WHAT THIS TASK INVOLVES:
Check each line of the records below and collect those that include the word "name".

Stored data entries:
☆ ☆ ☆

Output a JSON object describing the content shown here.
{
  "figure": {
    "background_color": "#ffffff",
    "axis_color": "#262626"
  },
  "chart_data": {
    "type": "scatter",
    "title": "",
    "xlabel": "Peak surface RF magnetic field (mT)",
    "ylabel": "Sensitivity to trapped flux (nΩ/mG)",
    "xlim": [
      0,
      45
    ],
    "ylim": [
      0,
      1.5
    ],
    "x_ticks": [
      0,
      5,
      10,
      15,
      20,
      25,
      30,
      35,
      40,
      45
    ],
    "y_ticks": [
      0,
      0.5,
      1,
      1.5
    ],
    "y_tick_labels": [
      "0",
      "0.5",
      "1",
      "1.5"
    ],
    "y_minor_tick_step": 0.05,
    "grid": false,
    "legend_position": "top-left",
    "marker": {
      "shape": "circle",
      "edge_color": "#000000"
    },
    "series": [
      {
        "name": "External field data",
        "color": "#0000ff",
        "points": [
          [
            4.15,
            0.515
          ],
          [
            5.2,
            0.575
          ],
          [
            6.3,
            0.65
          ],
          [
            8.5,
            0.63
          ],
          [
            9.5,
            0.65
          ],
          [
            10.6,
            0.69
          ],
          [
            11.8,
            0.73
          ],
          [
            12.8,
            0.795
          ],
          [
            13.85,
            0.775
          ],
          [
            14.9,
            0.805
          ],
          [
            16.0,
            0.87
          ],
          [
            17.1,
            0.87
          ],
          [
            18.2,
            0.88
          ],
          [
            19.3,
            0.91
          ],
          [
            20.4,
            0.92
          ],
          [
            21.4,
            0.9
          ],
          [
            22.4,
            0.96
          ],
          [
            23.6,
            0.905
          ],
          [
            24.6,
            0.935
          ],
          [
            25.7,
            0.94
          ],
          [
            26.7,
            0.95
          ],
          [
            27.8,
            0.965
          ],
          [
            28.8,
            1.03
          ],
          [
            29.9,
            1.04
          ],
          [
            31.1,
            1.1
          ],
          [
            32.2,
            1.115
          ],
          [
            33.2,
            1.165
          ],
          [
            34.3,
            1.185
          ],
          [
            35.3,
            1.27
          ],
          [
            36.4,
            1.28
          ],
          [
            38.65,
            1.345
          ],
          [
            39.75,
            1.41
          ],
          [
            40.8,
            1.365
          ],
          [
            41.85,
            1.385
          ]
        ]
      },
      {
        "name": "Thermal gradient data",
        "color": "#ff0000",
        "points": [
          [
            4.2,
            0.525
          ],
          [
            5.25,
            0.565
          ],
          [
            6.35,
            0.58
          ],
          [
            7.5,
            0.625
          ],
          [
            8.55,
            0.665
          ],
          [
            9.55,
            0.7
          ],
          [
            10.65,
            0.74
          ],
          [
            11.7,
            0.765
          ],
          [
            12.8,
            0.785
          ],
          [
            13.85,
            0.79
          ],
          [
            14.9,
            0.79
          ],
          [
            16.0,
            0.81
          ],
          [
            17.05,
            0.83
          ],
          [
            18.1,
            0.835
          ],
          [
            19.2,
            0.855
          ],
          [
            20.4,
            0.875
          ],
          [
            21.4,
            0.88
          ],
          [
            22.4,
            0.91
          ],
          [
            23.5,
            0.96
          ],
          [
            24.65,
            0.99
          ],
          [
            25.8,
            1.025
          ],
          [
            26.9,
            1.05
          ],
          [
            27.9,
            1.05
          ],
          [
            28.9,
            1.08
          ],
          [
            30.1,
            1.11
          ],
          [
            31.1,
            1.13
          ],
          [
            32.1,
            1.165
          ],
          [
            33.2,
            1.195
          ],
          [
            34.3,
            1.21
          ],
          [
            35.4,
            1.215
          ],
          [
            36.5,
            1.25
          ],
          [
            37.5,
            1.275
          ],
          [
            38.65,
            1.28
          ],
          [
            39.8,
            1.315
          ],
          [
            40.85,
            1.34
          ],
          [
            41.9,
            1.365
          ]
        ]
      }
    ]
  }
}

☆ ☆ ☆

FULL ANSWER:
        "name": "External field data",
        "name": "Thermal gradient data",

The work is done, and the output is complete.